## WRITTEN TASK
Set down precisely the lines from the line with "What data populates" through the end of the material, inclusive, and no pictures.
##### ROWS #####
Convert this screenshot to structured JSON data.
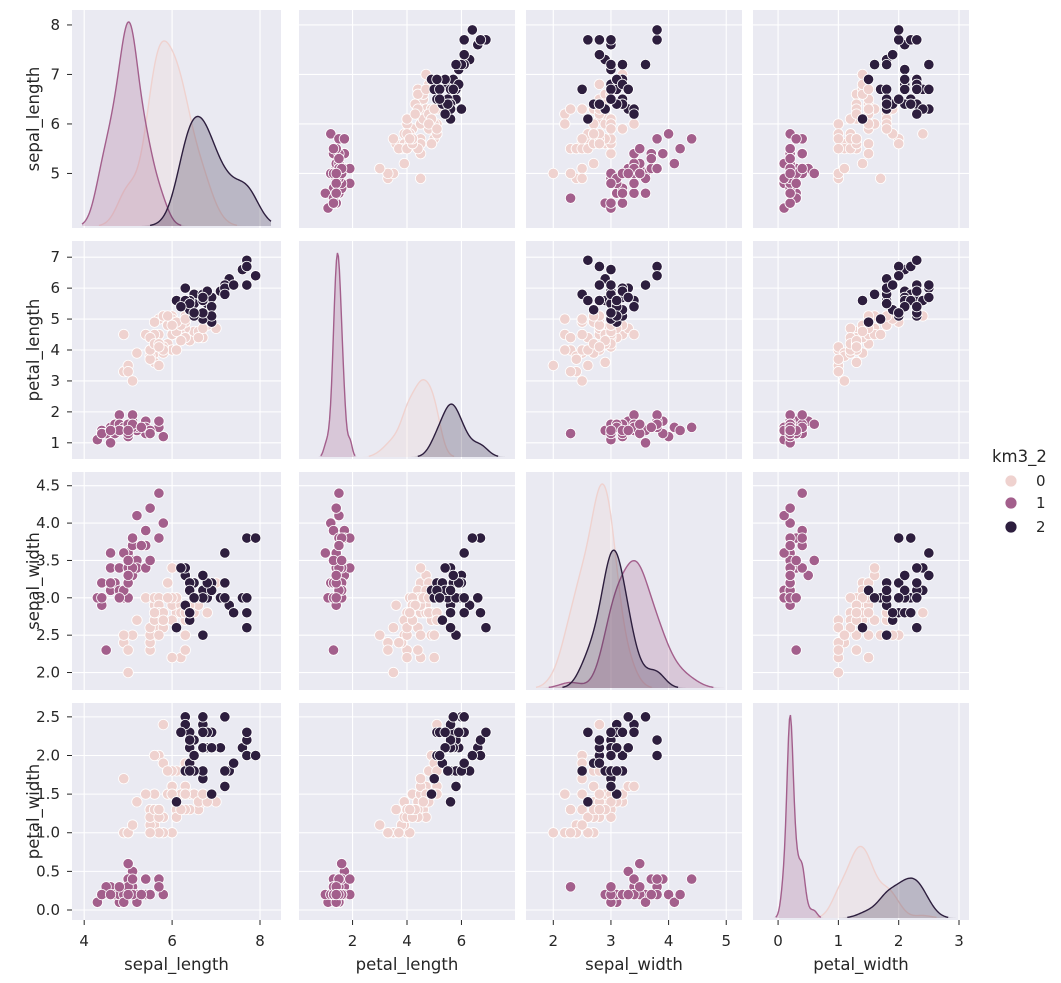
{
  "chart_data": {
    "type": "scatter",
    "kind": "pairplot",
    "variables": [
      "sepal_length",
      "petal_length",
      "sepal_width",
      "petal_width"
    ],
    "diag_kind": "kde",
    "grid": true,
    "legend": {
      "title": "km3_2",
      "placement": "right",
      "entries": [
        {
          "label": "0",
          "color": "#efd2cf"
        },
        {
          "label": "1",
          "color": "#a35f8c"
        },
        {
          "label": "2",
          "color": "#2d1e3e"
        }
      ]
    },
    "axes": {
      "sepal_length": {
        "label": "sepal_length",
        "lim": [
          3.95,
          8.25
        ],
        "ticks": [
          "4",
          "6",
          "8"
        ],
        "ylim": [
          4.1,
          8.1
        ],
        "yticks": [
          "5",
          "6",
          "7",
          "8"
        ]
      },
      "petal_length": {
        "label": "petal_length",
        "lim": [
          0.4,
          7.6
        ],
        "ticks": [
          "2",
          "4",
          "6"
        ],
        "ylim": [
          0.8,
          7.2
        ],
        "yticks": [
          "1",
          "2",
          "3",
          "4",
          "5",
          "6",
          "7"
        ]
      },
      "sepal_width": {
        "label": "sepal_width",
        "lim": [
          1.7,
          5.1
        ],
        "ticks": [
          "2",
          "3",
          "4",
          "5"
        ],
        "ylim": [
          1.9,
          4.55
        ],
        "yticks": [
          "2.0",
          "2.5",
          "3.0",
          "3.5",
          "4.0",
          "4.5"
        ]
      },
      "petal_width": {
        "label": "petal_width",
        "lim": [
          -0.25,
          3.0
        ],
        "ticks": [
          "0",
          "1",
          "2",
          "3"
        ],
        "ylim": [
          0.0,
          2.55
        ],
        "yticks": [
          "0.0",
          "0.5",
          "1.0",
          "1.5",
          "2.0",
          "2.5"
        ]
      }
    },
    "series": [
      {
        "name": "0",
        "columns": [
          "sepal_length",
          "petal_length",
          "sepal_width",
          "petal_width"
        ],
        "points": [
          [
            7.0,
            4.7,
            3.2,
            1.4
          ],
          [
            6.4,
            4.5,
            3.2,
            1.5
          ],
          [
            5.5,
            4.0,
            2.3,
            1.3
          ],
          [
            6.5,
            4.6,
            2.8,
            1.5
          ],
          [
            5.7,
            4.5,
            2.8,
            1.3
          ],
          [
            6.3,
            4.7,
            3.3,
            1.6
          ],
          [
            4.9,
            3.3,
            2.4,
            1.0
          ],
          [
            6.6,
            4.6,
            2.9,
            1.3
          ],
          [
            5.2,
            3.9,
            2.7,
            1.4
          ],
          [
            5.0,
            3.5,
            2.0,
            1.0
          ],
          [
            5.9,
            4.2,
            3.0,
            1.5
          ],
          [
            6.0,
            4.0,
            2.2,
            1.0
          ],
          [
            6.1,
            4.7,
            2.9,
            1.4
          ],
          [
            5.6,
            3.6,
            2.9,
            1.3
          ],
          [
            6.7,
            4.4,
            3.1,
            1.4
          ],
          [
            5.6,
            4.5,
            3.0,
            1.5
          ],
          [
            5.8,
            4.1,
            2.7,
            1.0
          ],
          [
            6.2,
            4.5,
            2.2,
            1.5
          ],
          [
            5.6,
            3.9,
            2.5,
            1.1
          ],
          [
            5.9,
            4.8,
            3.2,
            1.8
          ],
          [
            6.1,
            4.0,
            2.8,
            1.3
          ],
          [
            6.3,
            4.9,
            2.5,
            1.5
          ],
          [
            6.1,
            4.7,
            2.8,
            1.2
          ],
          [
            6.4,
            4.3,
            2.9,
            1.3
          ],
          [
            6.6,
            4.4,
            3.0,
            1.4
          ],
          [
            6.8,
            4.8,
            2.8,
            1.4
          ],
          [
            6.7,
            5.0,
            3.0,
            1.7
          ],
          [
            6.0,
            4.5,
            2.9,
            1.5
          ],
          [
            5.7,
            3.5,
            2.6,
            1.0
          ],
          [
            5.5,
            3.8,
            2.4,
            1.1
          ],
          [
            5.5,
            3.7,
            2.4,
            1.0
          ],
          [
            5.8,
            3.9,
            2.7,
            1.2
          ],
          [
            6.0,
            5.1,
            2.7,
            1.6
          ],
          [
            5.4,
            4.5,
            3.0,
            1.5
          ],
          [
            6.0,
            4.5,
            3.4,
            1.6
          ],
          [
            6.7,
            4.7,
            3.1,
            1.5
          ],
          [
            6.3,
            4.4,
            2.3,
            1.3
          ],
          [
            5.6,
            4.1,
            3.0,
            1.3
          ],
          [
            5.5,
            4.0,
            2.5,
            1.3
          ],
          [
            5.5,
            4.4,
            2.6,
            1.2
          ],
          [
            6.1,
            4.6,
            3.0,
            1.4
          ],
          [
            5.8,
            4.0,
            2.6,
            1.2
          ],
          [
            5.0,
            3.3,
            2.3,
            1.0
          ],
          [
            5.6,
            4.2,
            2.7,
            1.3
          ],
          [
            5.7,
            4.2,
            3.0,
            1.2
          ],
          [
            5.7,
            4.2,
            2.9,
            1.3
          ],
          [
            6.2,
            4.3,
            2.9,
            1.3
          ],
          [
            5.1,
            3.0,
            2.5,
            1.1
          ],
          [
            5.7,
            4.1,
            2.8,
            1.3
          ],
          [
            5.8,
            5.1,
            2.7,
            1.9
          ],
          [
            4.9,
            4.5,
            2.5,
            1.7
          ],
          [
            5.7,
            5.0,
            2.5,
            2.0
          ],
          [
            5.8,
            5.1,
            2.8,
            2.4
          ],
          [
            6.0,
            5.0,
            2.2,
            1.5
          ],
          [
            5.6,
            4.9,
            2.8,
            2.0
          ],
          [
            6.3,
            4.9,
            2.7,
            1.8
          ],
          [
            6.2,
            4.8,
            2.8,
            1.8
          ],
          [
            6.1,
            4.9,
            3.0,
            1.8
          ],
          [
            6.3,
            5.1,
            2.8,
            1.5
          ],
          [
            6.0,
            4.8,
            3.0,
            1.8
          ],
          [
            5.8,
            5.1,
            2.7,
            1.9
          ],
          [
            6.3,
            5.0,
            2.5,
            1.9
          ],
          [
            5.9,
            5.1,
            3.0,
            1.8
          ]
        ]
      },
      {
        "name": "1",
        "columns": [
          "sepal_length",
          "petal_length",
          "sepal_width",
          "petal_width"
        ],
        "points": [
          [
            5.1,
            1.4,
            3.5,
            0.2
          ],
          [
            4.9,
            1.4,
            3.0,
            0.2
          ],
          [
            4.7,
            1.3,
            3.2,
            0.2
          ],
          [
            4.6,
            1.5,
            3.1,
            0.2
          ],
          [
            5.0,
            1.4,
            3.6,
            0.2
          ],
          [
            5.4,
            1.7,
            3.9,
            0.4
          ],
          [
            4.6,
            1.4,
            3.4,
            0.3
          ],
          [
            5.0,
            1.5,
            3.4,
            0.2
          ],
          [
            4.4,
            1.4,
            2.9,
            0.2
          ],
          [
            4.9,
            1.5,
            3.1,
            0.1
          ],
          [
            5.4,
            1.5,
            3.7,
            0.2
          ],
          [
            4.8,
            1.6,
            3.4,
            0.2
          ],
          [
            4.8,
            1.4,
            3.0,
            0.1
          ],
          [
            4.3,
            1.1,
            3.0,
            0.1
          ],
          [
            5.8,
            1.2,
            4.0,
            0.2
          ],
          [
            5.7,
            1.5,
            4.4,
            0.4
          ],
          [
            5.4,
            1.3,
            3.9,
            0.4
          ],
          [
            5.1,
            1.4,
            3.5,
            0.3
          ],
          [
            5.7,
            1.7,
            3.8,
            0.3
          ],
          [
            5.1,
            1.5,
            3.8,
            0.3
          ],
          [
            5.4,
            1.7,
            3.4,
            0.2
          ],
          [
            5.1,
            1.5,
            3.7,
            0.4
          ],
          [
            4.6,
            1.0,
            3.6,
            0.2
          ],
          [
            5.1,
            1.7,
            3.3,
            0.5
          ],
          [
            4.8,
            1.9,
            3.4,
            0.2
          ],
          [
            5.0,
            1.6,
            3.0,
            0.2
          ],
          [
            5.0,
            1.6,
            3.4,
            0.4
          ],
          [
            5.2,
            1.5,
            3.5,
            0.2
          ],
          [
            5.2,
            1.4,
            3.4,
            0.2
          ],
          [
            4.7,
            1.6,
            3.2,
            0.2
          ],
          [
            4.8,
            1.6,
            3.1,
            0.2
          ],
          [
            5.4,
            1.5,
            3.4,
            0.4
          ],
          [
            5.2,
            1.5,
            4.1,
            0.1
          ],
          [
            5.5,
            1.4,
            4.2,
            0.2
          ],
          [
            4.9,
            1.5,
            3.1,
            0.2
          ],
          [
            5.0,
            1.2,
            3.2,
            0.2
          ],
          [
            5.5,
            1.3,
            3.5,
            0.2
          ],
          [
            4.9,
            1.4,
            3.6,
            0.1
          ],
          [
            4.4,
            1.3,
            3.0,
            0.2
          ],
          [
            5.1,
            1.5,
            3.4,
            0.2
          ],
          [
            5.0,
            1.3,
            3.5,
            0.3
          ],
          [
            4.5,
            1.3,
            2.3,
            0.3
          ],
          [
            4.4,
            1.3,
            3.2,
            0.2
          ],
          [
            5.0,
            1.6,
            3.5,
            0.6
          ],
          [
            5.1,
            1.9,
            3.8,
            0.4
          ],
          [
            4.8,
            1.4,
            3.0,
            0.3
          ],
          [
            5.1,
            1.6,
            3.8,
            0.2
          ],
          [
            4.6,
            1.4,
            3.2,
            0.2
          ],
          [
            5.3,
            1.5,
            3.7,
            0.2
          ],
          [
            5.0,
            1.4,
            3.3,
            0.2
          ]
        ]
      },
      {
        "name": "2",
        "columns": [
          "sepal_length",
          "petal_length",
          "sepal_width",
          "petal_width"
        ],
        "points": [
          [
            6.9,
            4.9,
            3.1,
            1.5
          ],
          [
            6.7,
            5.0,
            3.0,
            1.7
          ],
          [
            6.3,
            6.0,
            3.3,
            2.5
          ],
          [
            7.1,
            5.9,
            3.0,
            2.1
          ],
          [
            6.3,
            5.6,
            2.9,
            1.8
          ],
          [
            6.5,
            5.8,
            3.0,
            2.2
          ],
          [
            7.6,
            6.6,
            3.0,
            2.1
          ],
          [
            7.3,
            6.3,
            2.9,
            1.8
          ],
          [
            6.7,
            5.8,
            2.5,
            1.8
          ],
          [
            7.2,
            6.1,
            3.6,
            2.5
          ],
          [
            6.5,
            5.1,
            3.2,
            2.0
          ],
          [
            6.4,
            5.3,
            2.7,
            1.9
          ],
          [
            6.8,
            5.5,
            3.0,
            2.1
          ],
          [
            6.4,
            5.3,
            3.2,
            2.3
          ],
          [
            6.5,
            5.5,
            3.0,
            1.8
          ],
          [
            7.7,
            6.7,
            3.8,
            2.2
          ],
          [
            7.7,
            6.9,
            2.6,
            2.3
          ],
          [
            6.9,
            5.7,
            3.2,
            2.3
          ],
          [
            7.7,
            6.7,
            2.8,
            2.0
          ],
          [
            6.7,
            5.7,
            3.3,
            2.1
          ],
          [
            7.2,
            6.0,
            3.2,
            1.8
          ],
          [
            6.4,
            5.6,
            2.8,
            2.1
          ],
          [
            7.2,
            5.8,
            3.0,
            1.6
          ],
          [
            7.4,
            6.1,
            2.8,
            1.9
          ],
          [
            7.9,
            6.4,
            3.8,
            2.0
          ],
          [
            6.4,
            5.6,
            2.8,
            2.2
          ],
          [
            6.1,
            5.6,
            2.6,
            1.4
          ],
          [
            7.7,
            6.1,
            3.0,
            2.3
          ],
          [
            6.3,
            5.6,
            3.4,
            2.4
          ],
          [
            6.4,
            5.5,
            3.1,
            1.8
          ],
          [
            6.9,
            5.4,
            3.1,
            2.1
          ],
          [
            6.7,
            5.6,
            3.1,
            2.4
          ],
          [
            6.9,
            5.1,
            3.1,
            2.3
          ],
          [
            6.8,
            5.9,
            3.2,
            2.3
          ],
          [
            6.7,
            5.7,
            3.3,
            2.5
          ],
          [
            6.7,
            5.2,
            3.0,
            2.3
          ],
          [
            6.5,
            5.2,
            3.0,
            2.0
          ],
          [
            6.2,
            5.4,
            3.4,
            2.3
          ]
        ]
      }
    ]
  }
}
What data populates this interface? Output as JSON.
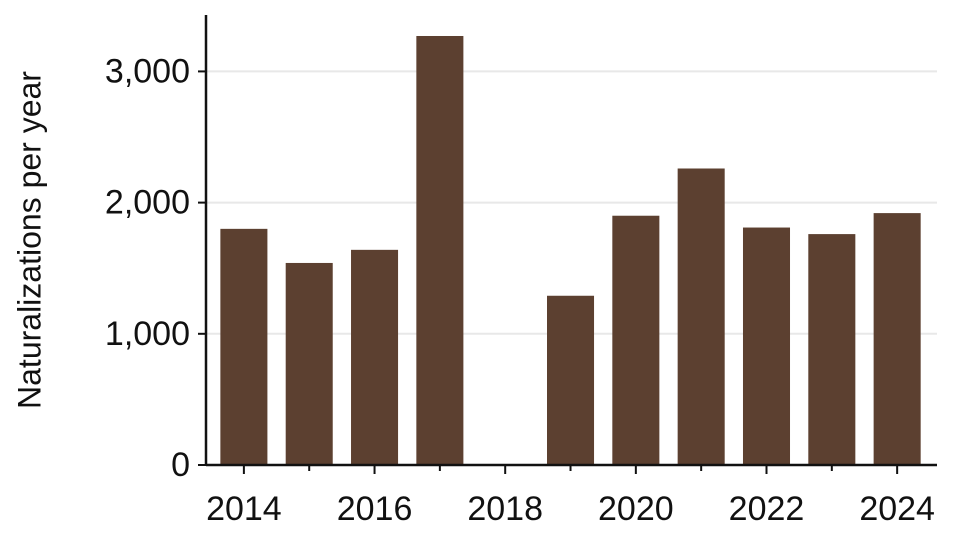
{
  "chart_data": {
    "type": "bar",
    "y_label": "Naturalizations per year",
    "x": [
      2014,
      2015,
      2016,
      2017,
      2019,
      2020,
      2021,
      2022,
      2023,
      2024
    ],
    "values": [
      1800,
      1540,
      1640,
      3270,
      1290,
      1900,
      2260,
      1810,
      1760,
      1920
    ],
    "color": "#5c4030",
    "xlim": [
      2013.42,
      2024.61
    ],
    "xticks": [
      2014,
      2016,
      2018,
      2020,
      2022,
      2024
    ],
    "xminorticks": [
      2015,
      2017,
      2019,
      2021,
      2023
    ],
    "ylim": [
      0,
      3430
    ],
    "yticks": [
      {
        "value": 0,
        "label": "0"
      },
      {
        "value": 1000,
        "label": "1,000"
      },
      {
        "value": 2000,
        "label": "2,000"
      },
      {
        "value": 3000,
        "label": "3,000"
      }
    ],
    "grid": true
  }
}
#####
## PROBLEM SOLUTION
What data populates this interface? Output as JSON.
{
  "chart_data": {
    "type": "bar",
    "y_label": "Naturalizations per year",
    "x": [
      2014,
      2015,
      2016,
      2017,
      2019,
      2020,
      2021,
      2022,
      2023,
      2024
    ],
    "values": [
      1800,
      1540,
      1640,
      3270,
      1290,
      1900,
      2260,
      1810,
      1760,
      1920
    ],
    "color": "#5c4030",
    "xlim": [
      2013.42,
      2024.61
    ],
    "xticks": [
      2014,
      2016,
      2018,
      2020,
      2022,
      2024
    ],
    "xminorticks": [
      2015,
      2017,
      2019,
      2021,
      2023
    ],
    "ylim": [
      0,
      3430
    ],
    "yticks": [
      {
        "value": 0,
        "label": "0"
      },
      {
        "value": 1000,
        "label": "1,000"
      },
      {
        "value": 2000,
        "label": "2,000"
      },
      {
        "value": 3000,
        "label": "3,000"
      }
    ],
    "grid": true
  }
}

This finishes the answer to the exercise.